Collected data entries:

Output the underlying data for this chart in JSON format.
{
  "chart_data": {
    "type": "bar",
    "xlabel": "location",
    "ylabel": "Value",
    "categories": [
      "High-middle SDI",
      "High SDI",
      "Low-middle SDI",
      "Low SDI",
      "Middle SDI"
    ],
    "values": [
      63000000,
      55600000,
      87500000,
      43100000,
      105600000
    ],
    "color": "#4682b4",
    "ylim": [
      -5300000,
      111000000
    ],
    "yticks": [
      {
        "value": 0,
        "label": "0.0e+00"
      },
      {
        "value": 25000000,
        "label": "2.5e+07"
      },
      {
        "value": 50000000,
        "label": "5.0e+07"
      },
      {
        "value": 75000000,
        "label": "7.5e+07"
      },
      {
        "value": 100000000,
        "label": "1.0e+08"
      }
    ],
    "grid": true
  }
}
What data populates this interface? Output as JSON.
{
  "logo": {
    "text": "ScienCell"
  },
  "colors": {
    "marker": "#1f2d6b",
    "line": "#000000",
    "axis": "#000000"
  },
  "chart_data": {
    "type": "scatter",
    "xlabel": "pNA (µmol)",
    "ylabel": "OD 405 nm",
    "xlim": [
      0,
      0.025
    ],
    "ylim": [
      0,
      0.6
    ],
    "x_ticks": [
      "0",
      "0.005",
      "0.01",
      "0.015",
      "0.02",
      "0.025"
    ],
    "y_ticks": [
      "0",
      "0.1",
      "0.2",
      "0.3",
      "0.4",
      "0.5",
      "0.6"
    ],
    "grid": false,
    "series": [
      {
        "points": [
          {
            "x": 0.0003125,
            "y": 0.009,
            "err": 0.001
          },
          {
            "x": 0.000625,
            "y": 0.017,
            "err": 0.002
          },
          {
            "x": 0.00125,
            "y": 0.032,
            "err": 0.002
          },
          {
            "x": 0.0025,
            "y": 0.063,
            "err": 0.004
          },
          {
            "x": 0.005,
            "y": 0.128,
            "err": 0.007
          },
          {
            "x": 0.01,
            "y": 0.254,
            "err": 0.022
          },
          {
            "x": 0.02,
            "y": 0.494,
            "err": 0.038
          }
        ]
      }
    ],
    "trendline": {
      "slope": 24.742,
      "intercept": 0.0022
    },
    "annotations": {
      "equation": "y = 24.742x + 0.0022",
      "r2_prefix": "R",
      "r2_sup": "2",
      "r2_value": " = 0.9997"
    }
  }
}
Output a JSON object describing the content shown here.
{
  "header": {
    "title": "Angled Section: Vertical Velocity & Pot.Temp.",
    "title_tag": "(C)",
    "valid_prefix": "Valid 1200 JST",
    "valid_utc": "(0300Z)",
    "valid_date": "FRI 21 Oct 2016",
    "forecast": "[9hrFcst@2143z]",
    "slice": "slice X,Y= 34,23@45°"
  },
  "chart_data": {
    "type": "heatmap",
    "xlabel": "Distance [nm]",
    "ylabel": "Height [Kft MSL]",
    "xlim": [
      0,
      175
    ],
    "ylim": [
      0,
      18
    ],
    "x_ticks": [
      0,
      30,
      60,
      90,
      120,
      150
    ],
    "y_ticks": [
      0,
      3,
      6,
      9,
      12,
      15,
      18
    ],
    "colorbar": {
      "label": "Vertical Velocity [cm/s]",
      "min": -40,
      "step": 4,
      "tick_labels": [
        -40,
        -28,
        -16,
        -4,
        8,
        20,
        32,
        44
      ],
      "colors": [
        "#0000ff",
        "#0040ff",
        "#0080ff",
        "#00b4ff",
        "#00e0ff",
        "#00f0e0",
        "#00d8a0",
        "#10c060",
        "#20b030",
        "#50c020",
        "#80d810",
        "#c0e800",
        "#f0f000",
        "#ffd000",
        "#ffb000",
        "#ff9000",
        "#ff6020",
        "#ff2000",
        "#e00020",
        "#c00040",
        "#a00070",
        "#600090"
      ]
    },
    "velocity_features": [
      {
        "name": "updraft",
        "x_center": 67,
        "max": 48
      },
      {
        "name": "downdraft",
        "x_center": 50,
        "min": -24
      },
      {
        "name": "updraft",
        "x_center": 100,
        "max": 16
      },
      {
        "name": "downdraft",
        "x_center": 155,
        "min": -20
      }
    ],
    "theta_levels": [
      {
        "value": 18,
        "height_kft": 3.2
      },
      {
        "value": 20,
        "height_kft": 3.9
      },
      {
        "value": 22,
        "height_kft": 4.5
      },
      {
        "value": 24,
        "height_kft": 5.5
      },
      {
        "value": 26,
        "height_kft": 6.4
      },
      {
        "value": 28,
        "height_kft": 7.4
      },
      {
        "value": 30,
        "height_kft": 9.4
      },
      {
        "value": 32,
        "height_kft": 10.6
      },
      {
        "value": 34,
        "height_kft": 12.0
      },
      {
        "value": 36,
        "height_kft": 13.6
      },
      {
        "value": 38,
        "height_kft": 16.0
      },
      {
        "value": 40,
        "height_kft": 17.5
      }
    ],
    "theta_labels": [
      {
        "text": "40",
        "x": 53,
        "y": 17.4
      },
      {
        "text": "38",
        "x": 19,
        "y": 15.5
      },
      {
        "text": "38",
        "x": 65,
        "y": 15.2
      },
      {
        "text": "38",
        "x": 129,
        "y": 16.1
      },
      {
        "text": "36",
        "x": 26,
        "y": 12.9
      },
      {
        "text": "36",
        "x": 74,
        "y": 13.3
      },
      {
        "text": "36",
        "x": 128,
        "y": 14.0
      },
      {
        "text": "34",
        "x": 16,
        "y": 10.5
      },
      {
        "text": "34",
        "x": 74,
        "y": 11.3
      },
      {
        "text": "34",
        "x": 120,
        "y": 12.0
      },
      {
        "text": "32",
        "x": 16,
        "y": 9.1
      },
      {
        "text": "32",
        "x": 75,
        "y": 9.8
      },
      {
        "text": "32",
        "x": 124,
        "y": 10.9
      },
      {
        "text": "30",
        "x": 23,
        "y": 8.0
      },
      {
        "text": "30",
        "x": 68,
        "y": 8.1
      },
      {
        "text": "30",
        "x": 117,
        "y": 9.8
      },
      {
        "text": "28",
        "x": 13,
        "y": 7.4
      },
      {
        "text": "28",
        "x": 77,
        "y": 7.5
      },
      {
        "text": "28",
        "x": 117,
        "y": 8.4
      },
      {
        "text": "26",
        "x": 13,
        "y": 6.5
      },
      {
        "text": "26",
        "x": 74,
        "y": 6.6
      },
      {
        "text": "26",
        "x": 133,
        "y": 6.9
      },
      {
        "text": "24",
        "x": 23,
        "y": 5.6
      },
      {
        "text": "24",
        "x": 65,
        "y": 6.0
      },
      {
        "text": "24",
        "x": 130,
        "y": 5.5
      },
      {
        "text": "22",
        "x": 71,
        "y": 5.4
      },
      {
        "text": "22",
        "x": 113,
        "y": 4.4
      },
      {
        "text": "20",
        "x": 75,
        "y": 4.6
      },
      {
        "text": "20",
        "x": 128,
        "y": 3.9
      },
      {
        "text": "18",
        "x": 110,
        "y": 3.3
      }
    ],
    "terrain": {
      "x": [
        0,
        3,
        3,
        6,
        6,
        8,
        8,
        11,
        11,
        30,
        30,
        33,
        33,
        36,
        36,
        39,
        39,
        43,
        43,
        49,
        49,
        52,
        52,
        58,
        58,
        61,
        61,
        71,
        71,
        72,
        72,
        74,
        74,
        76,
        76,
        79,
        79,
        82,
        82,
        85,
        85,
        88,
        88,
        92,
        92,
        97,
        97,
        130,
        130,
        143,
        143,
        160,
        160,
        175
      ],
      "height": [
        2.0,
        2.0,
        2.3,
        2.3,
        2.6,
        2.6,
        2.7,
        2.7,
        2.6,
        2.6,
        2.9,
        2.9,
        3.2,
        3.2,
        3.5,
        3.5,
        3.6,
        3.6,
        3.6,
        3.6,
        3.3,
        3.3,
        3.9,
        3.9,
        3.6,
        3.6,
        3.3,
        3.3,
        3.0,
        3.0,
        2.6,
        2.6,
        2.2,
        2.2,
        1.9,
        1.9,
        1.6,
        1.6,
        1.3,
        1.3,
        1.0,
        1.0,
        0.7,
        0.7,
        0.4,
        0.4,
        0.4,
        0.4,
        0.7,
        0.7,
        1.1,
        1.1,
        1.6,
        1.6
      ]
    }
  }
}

## Problem details
From the entries above, copy each line holding "Vertical".

## Expected answer
    "title": "Angled Section: Vertical Velocity & Pot.Temp.",
      "label": "Vertical Velocity [cm/s]",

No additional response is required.